(Dataset entries)
*****
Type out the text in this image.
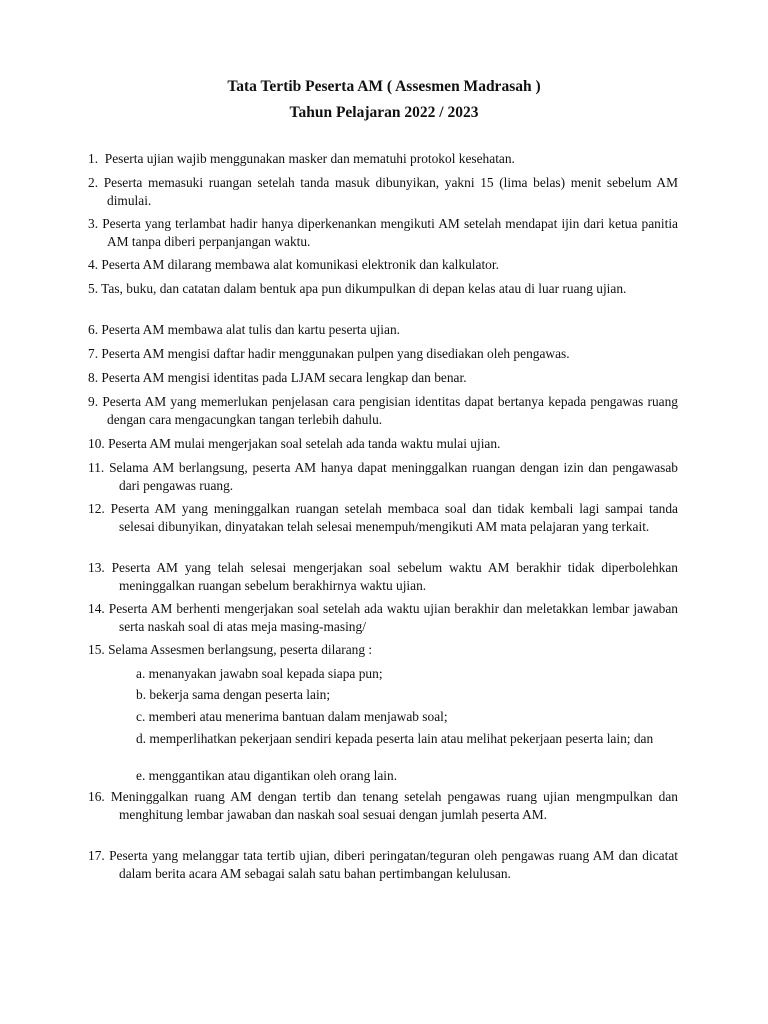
Tata Tertib Peserta AM ( Assesmen Madrasah )
Tahun Pelajaran 2022 / 2023
1. Peserta ujian wajib menggunakan masker dan mematuhi protokol kesehatan.
2. Peserta memasuki ruangan setelah tanda masuk dibunyikan, yakni 15 (lima belas) menit sebelum AM dimulai.
3. Peserta yang terlambat hadir hanya diperkenankan mengikuti AM setelah mendapat ijin dari ketua panitia AM tanpa diberi perpanjangan waktu.
4. Peserta AM dilarang membawa alat komunikasi elektronik dan kalkulator.
5. Tas, buku, dan catatan dalam bentuk apa pun dikumpulkan di depan kelas atau di luar ruang ujian.
6. Peserta AM membawa alat tulis dan kartu peserta ujian.
7. Peserta AM mengisi daftar hadir menggunakan pulpen yang disediakan oleh pengawas.
8. Peserta AM mengisi identitas pada LJAM secara lengkap dan benar.
9. Peserta AM yang memerlukan penjelasan cara pengisian identitas dapat bertanya kepada pengawas ruang dengan cara mengacungkan tangan terlebih dahulu.
10. Peserta AM mulai mengerjakan soal setelah ada tanda waktu mulai ujian.
11. Selama AM berlangsung, peserta AM hanya dapat meninggalkan ruangan dengan izin dan pengawasab dari pengawas ruang.
12. Peserta AM yang meninggalkan ruangan setelah membaca soal dan tidak kembali lagi sampai tanda selesai dibunyikan, dinyatakan telah selesai menempuh/mengikuti AM mata pelajaran yang terkait.
13. Peserta AM yang telah selesai mengerjakan soal sebelum waktu AM berakhir tidak diperbolehkan meninggalkan ruangan sebelum berakhirnya waktu ujian.
14. Peserta AM berhenti mengerjakan soal setelah ada waktu ujian berakhir dan meletakkan lembar jawaban serta naskah soal di atas meja masing-masing/
15. Selama Assesmen berlangsung, peserta dilarang :
a. menanyakan jawabn soal kepada siapa pun;
b. bekerja sama dengan peserta lain;
c. memberi atau menerima bantuan dalam menjawab soal;
d. memperlihatkan pekerjaan sendiri kepada peserta lain atau melihat pekerjaan peserta lain; dan
e. menggantikan atau digantikan oleh orang lain.
16. Meninggalkan ruang AM dengan tertib dan tenang setelah pengawas ruang ujian mengmpulkan dan menghitung lembar jawaban dan naskah soal sesuai dengan jumlah peserta AM.
17. Peserta yang melanggar tata tertib ujian, diberi peringatan/teguran oleh pengawas ruang AM dan dicatat dalam berita acara AM sebagai salah satu bahan pertimbangan kelulusan.
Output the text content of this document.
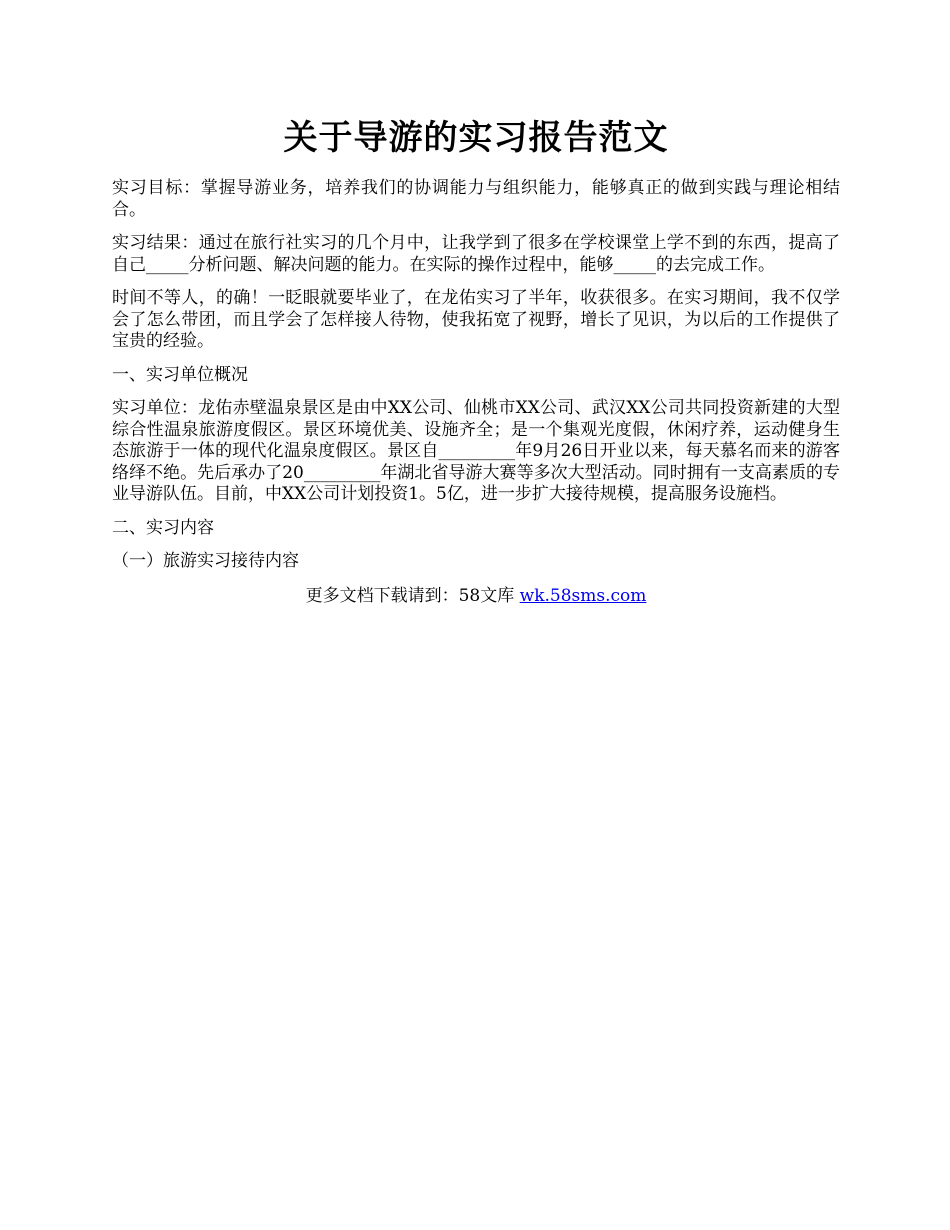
关于导游的实习报告范文

实习目标：掌握导游业务，培养我们的协调能力与组织能力，能够真正的做到实践与理论相结合。

实习结果：通过在旅行社实习的几个月中，让我学到了很多在学校课堂上学不到的东西，提高了自己_____分析问题、解决问题的能力。在实际的操作过程中，能够_____的去完成工作。

时间不等人，的确！一眨眼就要毕业了，在龙佑实习了半年，收获很多。在实习期间，我不仅学会了怎么带团，而且学会了怎样接人待物，使我拓宽了视野，增长了见识，为以后的工作提供了宝贵的经验。

一、实习单位概况

实习单位：龙佑赤壁温泉景区是由中XX公司、仙桃市XX公司、武汉XX公司共同投资新建的大型综合性温泉旅游度假区。景区环境优美、设施齐全；是一个集观光度假，休闲疗养，运动健身生态旅游于一体的现代化温泉度假区。景区自_________年9月26日开业以来，每天慕名而来的游客络绎不绝。先后承办了20_________年湖北省导游大赛等多次大型活动。同时拥有一支高素质的专业导游队伍。目前，中XX公司计划投资1。5亿，进一步扩大接待规模，提高服务设施档。

二、实习内容

（一）旅游实习接待内容

更多文档下载请到：58文库 wk.58sms.com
*****
__Brief__: Wherever the string "dari" appears in the entries above, list that line.

__Expected output__:
3. Peserta yang terlambat hadir hanya diperkenankan mengikuti AM setelah mendapat ijin dari ketua panitia AM tanpa diberi perpanjangan waktu.
11. Selama AM berlangsung, peserta AM hanya dapat meninggalkan ruangan dengan izin dan pengawasab dari pengawas ruang.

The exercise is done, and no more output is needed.